- [Exercise requirements] Resume the article on Gail Simone and the "women in refrigerators" trope, writing on from the end of its last paragraph.

+++ Extract

Uncanny X-Men Writer Gail Simone Claims Male Comic Creators Harmed Female Characters Because Of "Breakup Or Divorce"
Uncanny X-Men writer Gail Simone loves to court controversy on her social media posts, and now she’s posited that many comic writers killed off superhero girlfriends because they “had just gone through a breakup or divorce.”
Last year, Marvel Comics relaunched the entire X-Men line to try to reset lagging sales for what were once their bestselling books. Gail Simone was tapped to write Uncanny X-Men, the line's flagship title in the process.
Gail Simone is known as a feminist and is somewhat of a troll on social media to court controversy through her postings and grow her following, which has been effective over the years. She gained much of her notoriety in 1999 by coining the term “fridging” for “women in refrigerators” as a literary trope in fiction where female characters face more harm than their male counterparts.
She created a “Women in Refrigerators” website. She called the situation sexism in pop culture, though it was really a trend in the 1990s to up the danger and violence in books by harming supporting characters, most of whom happened to be female in a male-dominated superhero market.
Though it was simply about supporting characters falling to harm, Gail Simone harped on fridging because of a recent Ron Marz penned Green Lantern book where the villain stuffed his girlfriend into a refrigerator after killing her, which the character opened his fridge and reacted with shock. Again, it was very clearly just an edgy shock value removal of a supporting character that had little to do with sexism, but it was used to propel Gail Simone’s career to new heights to “combat” such stories.
Ron Marz said at the time, “To me the real difference is less male-female than main character-supporting character. In most cases, main characters, 'title' characters who support their own books, are male. ... the supporting characters are the ones who suffer the more permanent and shattering tragedies. And a lot of supporting characters are female."

++++++
+++ Provided data

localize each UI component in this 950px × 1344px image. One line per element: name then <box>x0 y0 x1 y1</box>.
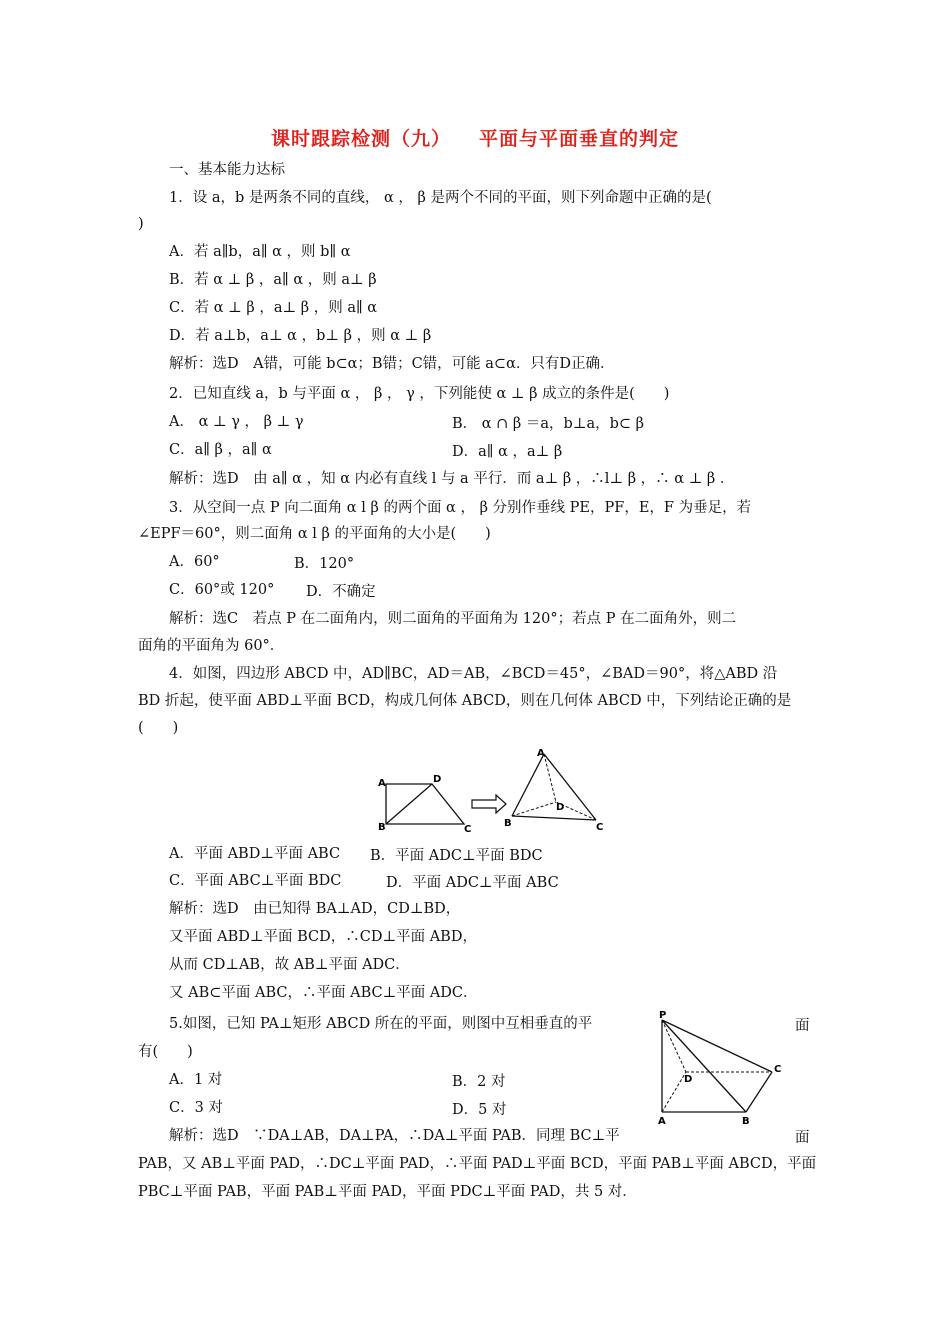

++++++

- [Task answer]
He elaborated, “I created her [Alexandra DeWitt] with the intention of having her be murdered at the hands of Major Force. I took a lot of care in building her as a character, because I wanted her to be liked and her death to mean something to the readers. I wanted readers to be horrified at the crime, and to empathize with Kyle's loss. Her death was meant to bring brutal realization to Kyle that being GL [Green Lantern] wasn't fun and games. It was also meant to sever his links with his old life, paving the way for his move to New York. And ultimately I wanted her death to be memorable and illustrate just how truly heinous Major Force was. Thus the fridge.”
Regardless of this explanation, Simone continued on this crusade that it was somehow a factor of sexism. Now, she’s doubled down on X while talking about the situation.
She started talking about the X-Men and not fridging, saying, “think this is an interesting topic. If writers write certain characters as assholes for years, is it really surprising if readers start to loathe those characters? I feel like this is the case with Xavier, Reed, a lot of authority and father figures in particular.”
To which a fan asked, “Too many writers projecting their daddy issues onto the characters?”
Here, she tied it back into men’s sexism claiming it was because of divorce situations with the writers, “I do wonder about this, sometimes. Like, the big secret of Women In Refrigerators is how MANY of the writers of those stories had just gone through a breakup or divorce. It was a LOT, some even confessed that was part of the reason for those stories.”
This seems in direct contradiction to what Marz said was a story element that had nothing to do with the character’s sex.
What do you think of Gail Simone bringing back fridging? Leave a coment and let us know.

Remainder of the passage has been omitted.